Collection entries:
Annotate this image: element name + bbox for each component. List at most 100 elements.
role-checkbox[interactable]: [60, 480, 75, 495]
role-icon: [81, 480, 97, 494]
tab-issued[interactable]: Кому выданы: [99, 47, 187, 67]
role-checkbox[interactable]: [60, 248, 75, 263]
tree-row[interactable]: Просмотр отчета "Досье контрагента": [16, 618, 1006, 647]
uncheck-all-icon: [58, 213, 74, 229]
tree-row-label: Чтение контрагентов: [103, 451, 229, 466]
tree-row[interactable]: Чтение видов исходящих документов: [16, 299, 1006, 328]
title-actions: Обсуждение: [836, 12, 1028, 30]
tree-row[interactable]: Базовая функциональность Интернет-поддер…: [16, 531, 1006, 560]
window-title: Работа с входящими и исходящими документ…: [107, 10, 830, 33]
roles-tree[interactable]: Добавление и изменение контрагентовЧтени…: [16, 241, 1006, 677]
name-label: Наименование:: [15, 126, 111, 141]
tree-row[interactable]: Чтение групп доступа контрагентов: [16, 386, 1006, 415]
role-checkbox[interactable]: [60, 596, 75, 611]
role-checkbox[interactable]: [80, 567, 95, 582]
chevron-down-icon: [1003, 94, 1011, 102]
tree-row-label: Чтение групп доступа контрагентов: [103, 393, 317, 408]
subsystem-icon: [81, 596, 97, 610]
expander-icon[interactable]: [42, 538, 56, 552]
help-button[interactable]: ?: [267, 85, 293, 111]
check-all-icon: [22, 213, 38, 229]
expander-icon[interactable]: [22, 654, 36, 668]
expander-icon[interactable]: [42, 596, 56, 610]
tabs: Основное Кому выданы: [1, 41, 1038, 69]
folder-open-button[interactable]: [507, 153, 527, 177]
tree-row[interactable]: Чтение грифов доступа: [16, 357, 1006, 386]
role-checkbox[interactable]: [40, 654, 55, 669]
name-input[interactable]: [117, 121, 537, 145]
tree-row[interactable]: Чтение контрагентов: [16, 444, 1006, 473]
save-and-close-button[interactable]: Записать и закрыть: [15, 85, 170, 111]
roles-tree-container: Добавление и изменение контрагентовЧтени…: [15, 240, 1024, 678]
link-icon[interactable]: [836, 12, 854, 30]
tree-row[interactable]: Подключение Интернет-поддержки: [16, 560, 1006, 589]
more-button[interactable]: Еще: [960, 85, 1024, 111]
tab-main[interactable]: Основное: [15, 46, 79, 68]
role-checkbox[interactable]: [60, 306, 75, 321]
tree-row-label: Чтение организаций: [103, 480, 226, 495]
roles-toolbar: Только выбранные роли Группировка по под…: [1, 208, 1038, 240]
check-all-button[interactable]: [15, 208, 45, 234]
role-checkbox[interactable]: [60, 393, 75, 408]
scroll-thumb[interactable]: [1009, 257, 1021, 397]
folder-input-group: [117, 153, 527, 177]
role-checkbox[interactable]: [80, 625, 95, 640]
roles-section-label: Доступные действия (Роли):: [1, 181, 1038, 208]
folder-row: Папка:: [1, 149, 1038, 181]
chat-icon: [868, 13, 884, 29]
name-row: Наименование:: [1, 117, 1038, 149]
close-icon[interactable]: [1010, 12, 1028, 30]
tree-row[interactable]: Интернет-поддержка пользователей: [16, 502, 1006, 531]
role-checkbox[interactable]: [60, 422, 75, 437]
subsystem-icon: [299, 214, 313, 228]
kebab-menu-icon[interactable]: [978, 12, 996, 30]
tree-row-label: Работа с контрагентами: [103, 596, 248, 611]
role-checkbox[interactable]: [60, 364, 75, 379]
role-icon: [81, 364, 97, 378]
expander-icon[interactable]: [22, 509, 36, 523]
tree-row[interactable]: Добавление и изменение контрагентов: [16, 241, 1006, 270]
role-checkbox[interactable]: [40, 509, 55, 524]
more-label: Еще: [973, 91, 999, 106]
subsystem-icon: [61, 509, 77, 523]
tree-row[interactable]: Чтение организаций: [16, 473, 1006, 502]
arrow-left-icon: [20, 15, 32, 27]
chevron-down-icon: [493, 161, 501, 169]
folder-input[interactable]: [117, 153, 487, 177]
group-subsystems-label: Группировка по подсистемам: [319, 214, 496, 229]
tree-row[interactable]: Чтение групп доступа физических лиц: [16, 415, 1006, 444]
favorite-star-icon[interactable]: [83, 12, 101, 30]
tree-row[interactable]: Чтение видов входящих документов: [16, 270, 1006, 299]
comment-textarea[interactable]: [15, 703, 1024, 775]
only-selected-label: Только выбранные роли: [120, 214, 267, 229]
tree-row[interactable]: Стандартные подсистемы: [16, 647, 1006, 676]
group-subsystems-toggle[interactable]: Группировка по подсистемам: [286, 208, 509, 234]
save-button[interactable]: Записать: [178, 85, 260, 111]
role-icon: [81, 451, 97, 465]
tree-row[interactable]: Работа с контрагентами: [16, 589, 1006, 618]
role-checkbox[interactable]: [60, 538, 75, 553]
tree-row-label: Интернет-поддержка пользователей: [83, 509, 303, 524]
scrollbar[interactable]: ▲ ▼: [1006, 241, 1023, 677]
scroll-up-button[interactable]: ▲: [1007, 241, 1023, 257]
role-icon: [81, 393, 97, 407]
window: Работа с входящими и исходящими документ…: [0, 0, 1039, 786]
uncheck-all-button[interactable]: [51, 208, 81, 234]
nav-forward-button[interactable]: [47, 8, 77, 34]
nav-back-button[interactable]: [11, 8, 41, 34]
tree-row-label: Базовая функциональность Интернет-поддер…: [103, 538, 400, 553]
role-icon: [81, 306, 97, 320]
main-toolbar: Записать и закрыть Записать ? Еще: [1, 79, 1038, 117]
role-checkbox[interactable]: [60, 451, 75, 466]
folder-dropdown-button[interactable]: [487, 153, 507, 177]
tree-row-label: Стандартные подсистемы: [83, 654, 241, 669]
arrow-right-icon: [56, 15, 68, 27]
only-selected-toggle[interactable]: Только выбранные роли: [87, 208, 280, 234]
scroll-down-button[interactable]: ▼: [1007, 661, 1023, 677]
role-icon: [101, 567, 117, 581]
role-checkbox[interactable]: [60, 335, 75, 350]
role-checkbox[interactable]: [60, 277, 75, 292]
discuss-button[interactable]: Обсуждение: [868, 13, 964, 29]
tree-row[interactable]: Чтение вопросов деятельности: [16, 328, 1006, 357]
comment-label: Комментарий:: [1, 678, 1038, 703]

* [TASK TO COMPLETE]: Revise the records above by replacing each "role-checkbox" with "role-toggle", leaving everything else unchanged.

* [TASK SOLUTION]:
Annotate this image: element name + bbox for each component. List at most 100 elements.
role-toggle[interactable]: [60, 480, 75, 495]
role-icon: [81, 480, 97, 494]
tab-issued[interactable]: Кому выданы: [99, 47, 187, 67]
role-toggle[interactable]: [60, 248, 75, 263]
tree-row[interactable]: Просмотр отчета "Досье контрагента": [16, 618, 1006, 647]
uncheck-all-icon: [58, 213, 74, 229]
tree-row-label: Чтение контрагентов: [103, 451, 229, 466]
tree-row[interactable]: Чтение видов исходящих документов: [16, 299, 1006, 328]
title-actions: Обсуждение: [836, 12, 1028, 30]
tree-row[interactable]: Базовая функциональность Интернет-поддер…: [16, 531, 1006, 560]
window-title: Работа с входящими и исходящими документ…: [107, 10, 830, 33]
roles-tree[interactable]: Добавление и изменение контрагентовЧтени…: [16, 241, 1006, 677]
name-label: Наименование:: [15, 126, 111, 141]
tree-row[interactable]: Чтение групп доступа контрагентов: [16, 386, 1006, 415]
role-toggle[interactable]: [60, 596, 75, 611]
role-toggle[interactable]: [80, 567, 95, 582]
chevron-down-icon: [1003, 94, 1011, 102]
tree-row-label: Чтение групп доступа контрагентов: [103, 393, 317, 408]
subsystem-icon: [81, 596, 97, 610]
expander-icon[interactable]: [42, 538, 56, 552]
help-button[interactable]: ?: [267, 85, 293, 111]
check-all-icon: [22, 213, 38, 229]
expander-icon[interactable]: [22, 654, 36, 668]
expander-icon[interactable]: [42, 596, 56, 610]
tabs: Основное Кому выданы: [1, 41, 1038, 69]
folder-open-button[interactable]: [507, 153, 527, 177]
tree-row[interactable]: Чтение грифов доступа: [16, 357, 1006, 386]
role-toggle[interactable]: [40, 654, 55, 669]
name-input[interactable]: [117, 121, 537, 145]
tree-row[interactable]: Чтение контрагентов: [16, 444, 1006, 473]
save-and-close-button[interactable]: Записать и закрыть: [15, 85, 170, 111]
roles-tree-container: Добавление и изменение контрагентовЧтени…: [15, 240, 1024, 678]
link-icon[interactable]: [836, 12, 854, 30]
tree-row[interactable]: Подключение Интернет-поддержки: [16, 560, 1006, 589]
more-button[interactable]: Еще: [960, 85, 1024, 111]
tab-main[interactable]: Основное: [15, 46, 79, 68]
role-toggle[interactable]: [60, 306, 75, 321]
tree-row-label: Чтение организаций: [103, 480, 226, 495]
roles-toolbar: Только выбранные роли Группировка по под…: [1, 208, 1038, 240]
check-all-button[interactable]: [15, 208, 45, 234]
role-toggle[interactable]: [60, 393, 75, 408]
scroll-thumb[interactable]: [1009, 257, 1021, 397]
folder-input-group: [117, 153, 527, 177]
role-toggle[interactable]: [80, 625, 95, 640]
roles-section-label: Доступные действия (Роли):: [1, 181, 1038, 208]
folder-row: Папка:: [1, 149, 1038, 181]
chat-icon: [868, 13, 884, 29]
name-row: Наименование:: [1, 117, 1038, 149]
close-icon[interactable]: [1010, 12, 1028, 30]
tree-row[interactable]: Интернет-поддержка пользователей: [16, 502, 1006, 531]
role-toggle[interactable]: [60, 422, 75, 437]
subsystem-icon: [299, 214, 313, 228]
kebab-menu-icon[interactable]: [978, 12, 996, 30]
tree-row-label: Работа с контрагентами: [103, 596, 248, 611]
role-toggle[interactable]: [60, 364, 75, 379]
role-icon: [81, 364, 97, 378]
expander-icon[interactable]: [22, 509, 36, 523]
tree-row[interactable]: Добавление и изменение контрагентов: [16, 241, 1006, 270]
role-toggle[interactable]: [40, 509, 55, 524]
more-label: Еще: [973, 91, 999, 106]
subsystem-icon: [61, 509, 77, 523]
tree-row[interactable]: Чтение организаций: [16, 473, 1006, 502]
arrow-left-icon: [20, 15, 32, 27]
chevron-down-icon: [493, 161, 501, 169]
folder-input[interactable]: [117, 153, 487, 177]
group-subsystems-label: Группировка по подсистемам: [319, 214, 496, 229]
tree-row[interactable]: Чтение групп доступа физических лиц: [16, 415, 1006, 444]
favorite-star-icon[interactable]: [83, 12, 101, 30]
tree-row[interactable]: Чтение видов входящих документов: [16, 270, 1006, 299]
comment-textarea[interactable]: [15, 703, 1024, 775]
only-selected-label: Только выбранные роли: [120, 214, 267, 229]
tree-row[interactable]: Стандартные подсистемы: [16, 647, 1006, 676]
group-subsystems-toggle[interactable]: Группировка по подсистемам: [286, 208, 509, 234]
save-button[interactable]: Записать: [178, 85, 260, 111]
role-icon: [81, 451, 97, 465]
tree-row[interactable]: Работа с контрагентами: [16, 589, 1006, 618]
role-toggle[interactable]: [60, 538, 75, 553]
tree-row-label: Интернет-поддержка пользователей: [83, 509, 303, 524]
scrollbar[interactable]: ▲ ▼: [1006, 241, 1023, 677]
scroll-up-button[interactable]: ▲: [1007, 241, 1023, 257]
role-icon: [81, 393, 97, 407]
window: Работа с входящими и исходящими документ…: [0, 0, 1039, 786]
uncheck-all-button[interactable]: [51, 208, 81, 234]
nav-forward-button[interactable]: [47, 8, 77, 34]
nav-back-button[interactable]: [11, 8, 41, 34]
tree-row-label: Базовая функциональность Интернет-поддер…: [103, 538, 400, 553]
role-icon: [81, 306, 97, 320]
main-toolbar: Записать и закрыть Записать ? Еще: [1, 79, 1038, 117]
role-toggle[interactable]: [60, 451, 75, 466]
folder-dropdown-button[interactable]: [487, 153, 507, 177]
tree-row-label: Стандартные подсистемы: [83, 654, 241, 669]
arrow-right-icon: [56, 15, 68, 27]
only-selected-toggle[interactable]: Только выбранные роли: [87, 208, 280, 234]
scroll-down-button[interactable]: ▼: [1007, 661, 1023, 677]
role-icon: [101, 567, 117, 581]
role-toggle[interactable]: [60, 335, 75, 350]
role-toggle[interactable]: [60, 277, 75, 292]
discuss-button[interactable]: Обсуждение: [868, 13, 964, 29]
tree-row[interactable]: Чтение вопросов деятельности: [16, 328, 1006, 357]
comment-label: Комментарий:: [1, 678, 1038, 703]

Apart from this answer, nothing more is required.